[Extracted data entries]
<<<<

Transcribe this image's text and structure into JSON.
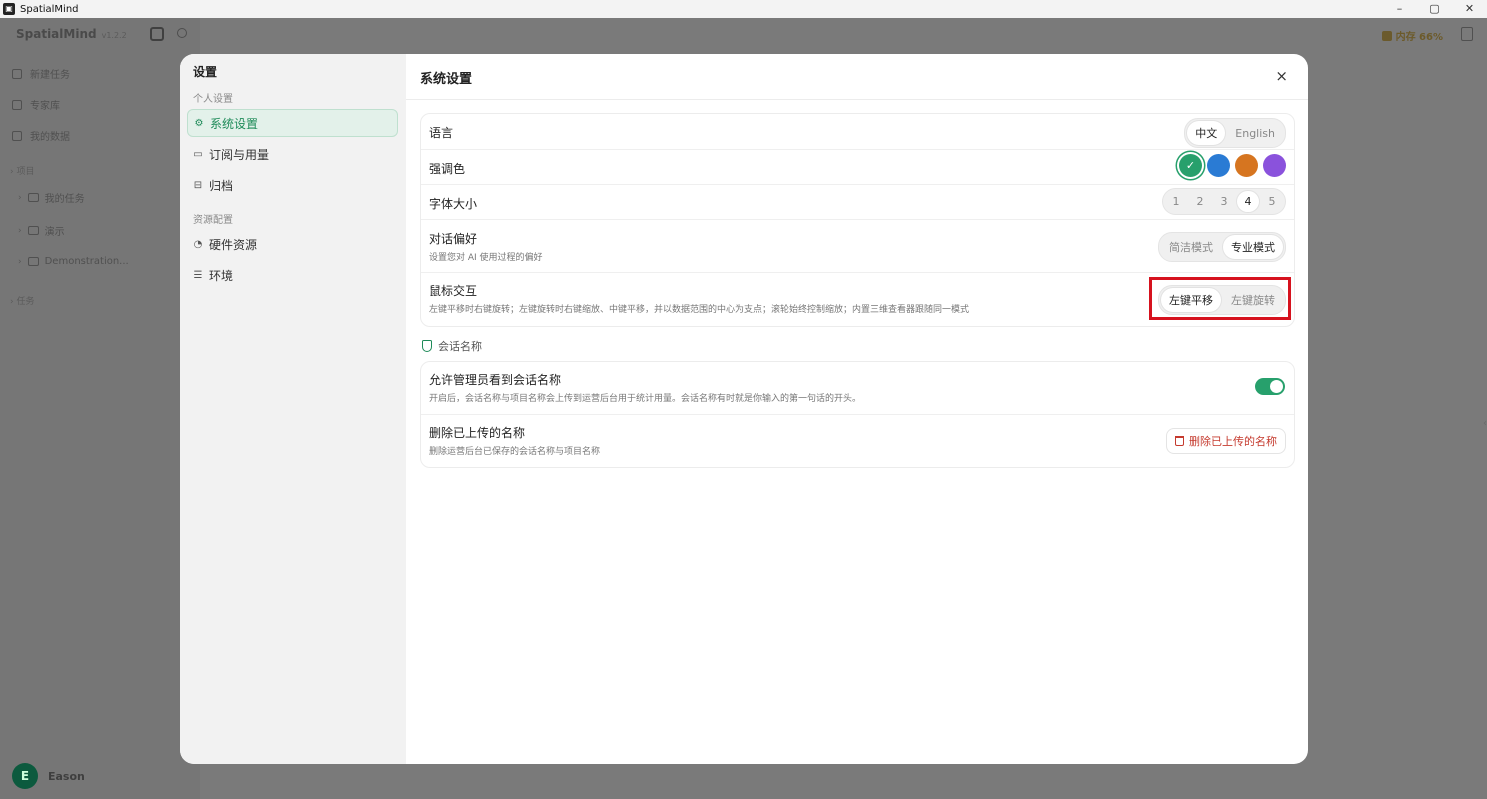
{
  "window": {
    "title": "SpatialMind",
    "controls": [
      "–",
      "▢",
      "✕"
    ]
  },
  "background": {
    "brand": "SpatialMind",
    "version": "v1.2.2",
    "nav": [
      "新建任务",
      "专家库",
      "我的数据"
    ],
    "section_projects": "项目",
    "folders": [
      "我的任务",
      "演示",
      "Demonstration..."
    ],
    "section_tasks": "任务",
    "user": {
      "initial": "E",
      "name": "Eason"
    },
    "status": "内存 66%"
  },
  "settings": {
    "sidebar": {
      "title": "设置",
      "group_personal": "个人设置",
      "items_personal": [
        {
          "icon": "⚙",
          "label": "系统设置"
        },
        {
          "icon": "▭",
          "label": "订阅与用量"
        },
        {
          "icon": "⊟",
          "label": "归档"
        }
      ],
      "group_resources": "资源配置",
      "items_resources": [
        {
          "icon": "◔",
          "label": "硬件资源"
        },
        {
          "icon": "☰",
          "label": "环境"
        }
      ]
    },
    "main": {
      "title": "系统设置",
      "close": "×",
      "language": {
        "label": "语言",
        "options": [
          "中文",
          "English"
        ],
        "selected": "中文"
      },
      "accent": {
        "label": "强调色",
        "check": "✓",
        "colors": [
          "#27a06c",
          "#2a7bd4",
          "#d67520",
          "#8a52dc"
        ],
        "selected": "#27a06c"
      },
      "font_size": {
        "label": "字体大小",
        "options": [
          "1",
          "2",
          "3",
          "4",
          "5"
        ],
        "selected": "4"
      },
      "chat_pref": {
        "label": "对话偏好",
        "desc": "设置您对 AI 使用过程的偏好",
        "options": [
          "简洁模式",
          "专业模式"
        ],
        "selected": "专业模式"
      },
      "mouse": {
        "label": "鼠标交互",
        "desc": "左键平移时右键旋转；左键旋转时右键缩放、中键平移，并以数据范围的中心为支点；滚轮始终控制缩放；内置三维查看器跟随同一模式",
        "options": [
          "左键平移",
          "左键旋转"
        ],
        "selected": "左键平移"
      },
      "session_section": "会话名称",
      "allow_admin": {
        "label": "允许管理员看到会话名称",
        "desc": "开启后，会话名称与项目名称会上传到运营后台用于统计用量。会话名称有时就是你输入的第一句话的开头。",
        "enabled": true
      },
      "delete_names": {
        "label": "删除已上传的名称",
        "desc": "删除运营后台已保存的会话名称与项目名称",
        "button": "删除已上传的名称"
      }
    }
  }
}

>>>>

> [To be done] Of the lines above, how many hold the word "desc"? Say the number alone.

> [Output of the task] 4